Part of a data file
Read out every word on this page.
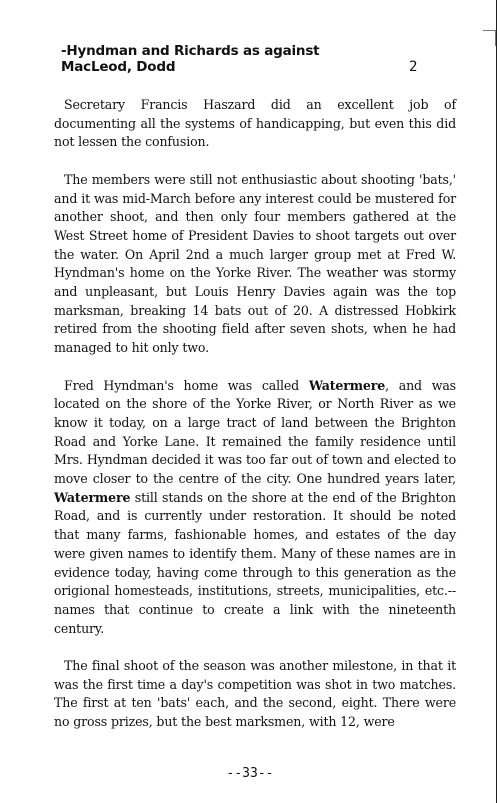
-Hyndman and Richards as against
MacLeod, Dodd	2

Secretary Francis Haszard did an excellent job of documenting all the systems of handicapping, but even this did not lessen the confusion.

The members were still not enthusiastic about shooting 'bats,' and it was mid-March before any interest could be mustered for another shoot, and then only four members gathered at the West Street home of President Davies to shoot targets out over the water. On April 2nd a much larger group met at Fred W. Hyndman's home on the Yorke River. The weather was stormy and unpleasant, but Louis Henry Davies again was the top marksman, breaking 14 bats out of 20. A distressed Hobkirk retired from the shooting field after seven shots, when he had managed to hit only two.

Fred Hyndman's home was called Watermere, and was located on the shore of the Yorke River, or North River as we know it today, on a large tract of land between the Brighton Road and Yorke Lane. It remained the family residence until Mrs. Hyndman decided it was too far out of town and elected to move closer to the centre of the city. One hundred years later, Watermere still stands on the shore at the end of the Brighton Road, and is currently under restoration. It should be noted that many farms, fashionable homes, and estates of the day were given names to identify them. Many of these names are in evidence today, having come through to this generation as the origional homesteads, institutions, streets, municipalities, etc.--names that continue to create a link with the nineteenth century.

The final shoot of the season was another milestone, in that it was the first time a day's competition was shot in two matches. The first at ten 'bats' each, and the second, eight. There were no gross prizes, but the best marksmen, with 12, were

--33--
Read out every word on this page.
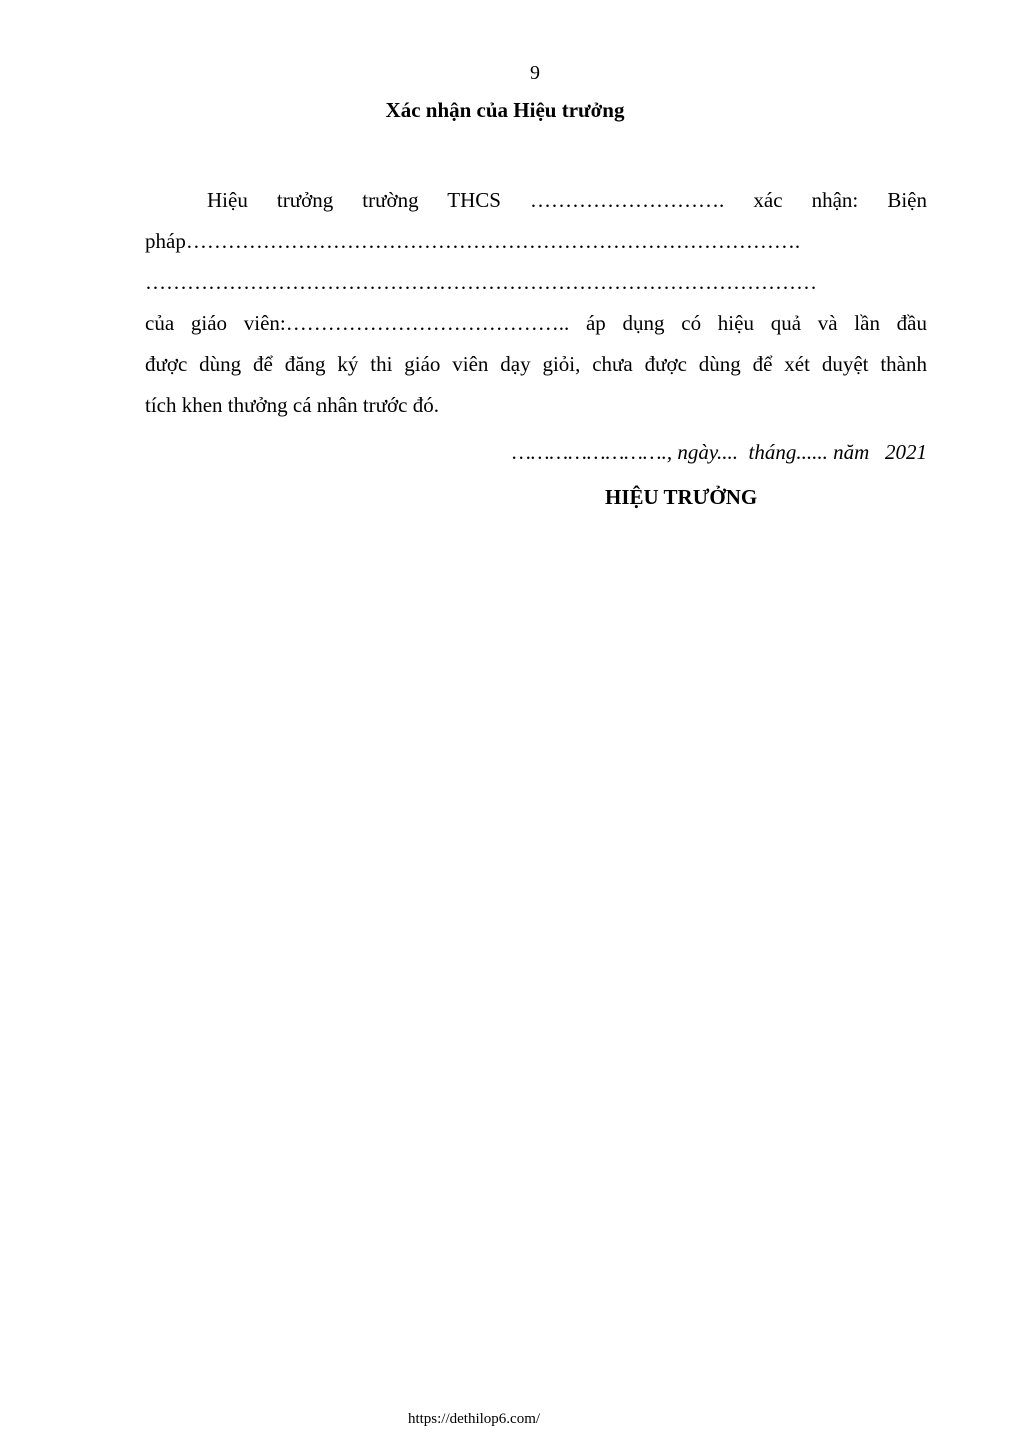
9
Xác nhận của Hiệu trưởng
Hiệu trưởng trường THCS ………………………. xác nhận: Biện
pháp…………………………………………………………………………….
……………………………………………………………………………………
của giáo viên:………………………………….. áp dụng có hiệu quả và lần đầu
được dùng để đăng ký thi giáo viên dạy giỏi, chưa được dùng để xét duyệt thành
tích khen thưởng cá nhân trước đó.
……………………., ngày....  tháng...... năm   2021
HIỆU TRƯỞNG
https://dethilop6.com/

### Requirements:
Write out the whole listing exactly, and drop the pictures.

### Task response:
Read out every word on this page.
-Hyndman and Richards as against
MacLeod, Dodd	2

Secretary Francis Haszard did an excellent job of documenting all the systems of handicapping, but even this did not lessen the confusion.

The members were still not enthusiastic about shooting 'bats,' and it was mid-March before any interest could be mustered for another shoot, and then only four members gathered at the West Street home of President Davies to shoot targets out over the water. On April 2nd a much larger group met at Fred W. Hyndman's home on the Yorke River. The weather was stormy and unpleasant, but Louis Henry Davies again was the top marksman, breaking 14 bats out of 20. A distressed Hobkirk retired from the shooting field after seven shots, when he had managed to hit only two.

Fred Hyndman's home was called Watermere, and was located on the shore of the Yorke River, or North River as we know it today, on a large tract of land between the Brighton Road and Yorke Lane. It remained the family residence until Mrs. Hyndman decided it was too far out of town and elected to move closer to the centre of the city. One hundred years later, Watermere still stands on the shore at the end of the Brighton Road, and is currently under restoration. It should be noted that many farms, fashionable homes, and estates of the day were given names to identify them. Many of these names are in evidence today, having come through to this generation as the origional homesteads, institutions, streets, municipalities, etc.--names that continue to create a link with the nineteenth century.

The final shoot of the season was another milestone, in that it was the first time a day's competition was shot in two matches. The first at ten 'bats' each, and the second, eight. There were no gross prizes, but the best marksmen, with 12, were

--33--
Read out every word on this page.
9
Xác nhận của Hiệu trưởng
Hiệu trưởng trường THCS ………………………. xác nhận: Biện
pháp…………………………………………………………………………….
……………………………………………………………………………………
của giáo viên:………………………………….. áp dụng có hiệu quả và lần đầu
được dùng để đăng ký thi giáo viên dạy giỏi, chưa được dùng để xét duyệt thành
tích khen thưởng cá nhân trước đó.
……………………., ngày....  tháng...... năm   2021
HIỆU TRƯỞNG
https://dethilop6.com/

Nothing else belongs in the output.